Data listing →
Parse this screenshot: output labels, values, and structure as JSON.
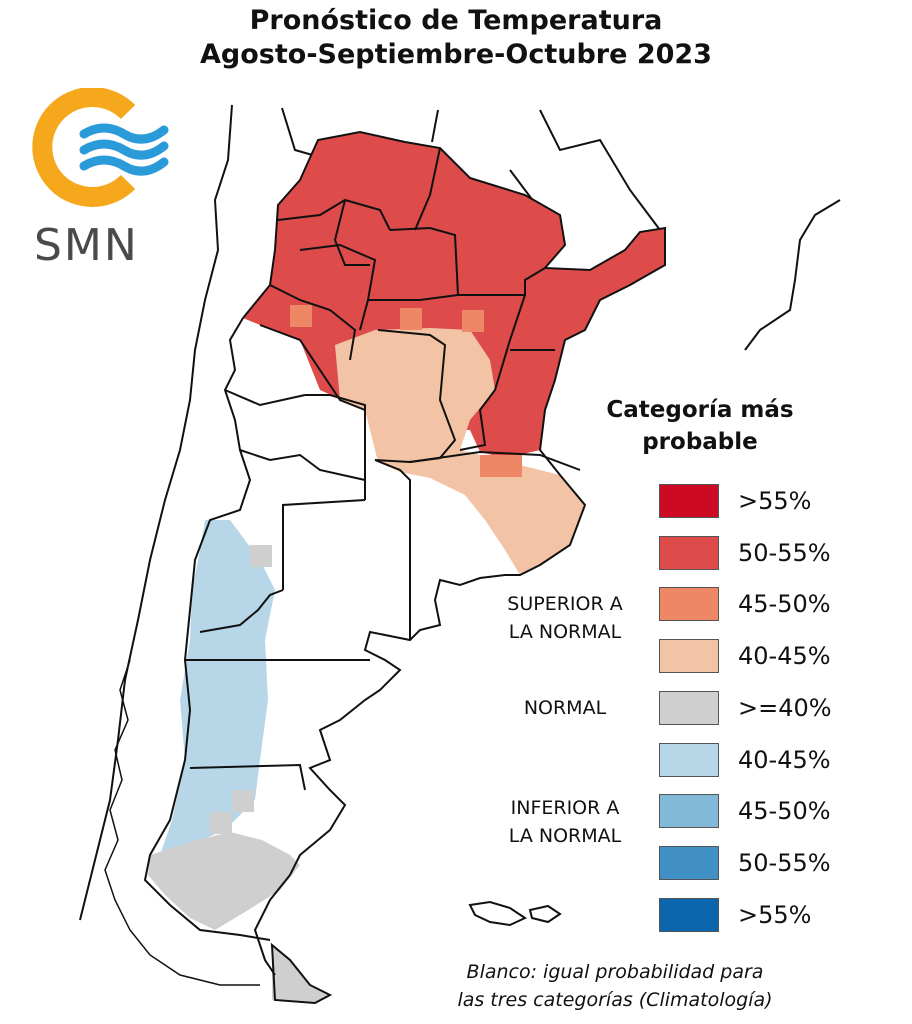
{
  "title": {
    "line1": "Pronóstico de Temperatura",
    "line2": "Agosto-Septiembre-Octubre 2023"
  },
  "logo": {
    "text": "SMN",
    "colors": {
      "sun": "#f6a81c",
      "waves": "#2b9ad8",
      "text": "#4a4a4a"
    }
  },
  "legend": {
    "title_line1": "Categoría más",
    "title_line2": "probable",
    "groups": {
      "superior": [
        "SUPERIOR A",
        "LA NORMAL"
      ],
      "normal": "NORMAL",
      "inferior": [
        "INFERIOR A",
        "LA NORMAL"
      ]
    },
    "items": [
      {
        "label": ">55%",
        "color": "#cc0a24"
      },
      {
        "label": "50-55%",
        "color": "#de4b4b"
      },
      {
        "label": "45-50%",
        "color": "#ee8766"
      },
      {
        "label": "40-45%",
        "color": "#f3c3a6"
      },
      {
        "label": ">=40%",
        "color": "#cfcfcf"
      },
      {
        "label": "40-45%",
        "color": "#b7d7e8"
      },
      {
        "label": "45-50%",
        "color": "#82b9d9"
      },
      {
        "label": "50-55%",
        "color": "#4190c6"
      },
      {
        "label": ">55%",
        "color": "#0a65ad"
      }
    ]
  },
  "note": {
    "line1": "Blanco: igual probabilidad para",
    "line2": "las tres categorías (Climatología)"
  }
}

Work required → Write out the full listing verbatim, excluding its pictures.

Full response →
Parse this screenshot: output labels, values, and structure as JSON.
{
  "title": {
    "line1": "Pronóstico de Temperatura",
    "line2": "Agosto-Septiembre-Octubre 2023"
  },
  "logo": {
    "text": "SMN",
    "colors": {
      "sun": "#f6a81c",
      "waves": "#2b9ad8",
      "text": "#4a4a4a"
    }
  },
  "legend": {
    "title_line1": "Categoría más",
    "title_line2": "probable",
    "groups": {
      "superior": [
        "SUPERIOR A",
        "LA NORMAL"
      ],
      "normal": "NORMAL",
      "inferior": [
        "INFERIOR A",
        "LA NORMAL"
      ]
    },
    "items": [
      {
        "label": ">55%",
        "color": "#cc0a24"
      },
      {
        "label": "50-55%",
        "color": "#de4b4b"
      },
      {
        "label": "45-50%",
        "color": "#ee8766"
      },
      {
        "label": "40-45%",
        "color": "#f3c3a6"
      },
      {
        "label": ">=40%",
        "color": "#cfcfcf"
      },
      {
        "label": "40-45%",
        "color": "#b7d7e8"
      },
      {
        "label": "45-50%",
        "color": "#82b9d9"
      },
      {
        "label": "50-55%",
        "color": "#4190c6"
      },
      {
        "label": ">55%",
        "color": "#0a65ad"
      }
    ]
  },
  "note": {
    "line1": "Blanco: igual probabilidad para",
    "line2": "las tres categorías (Climatología)"
  }
}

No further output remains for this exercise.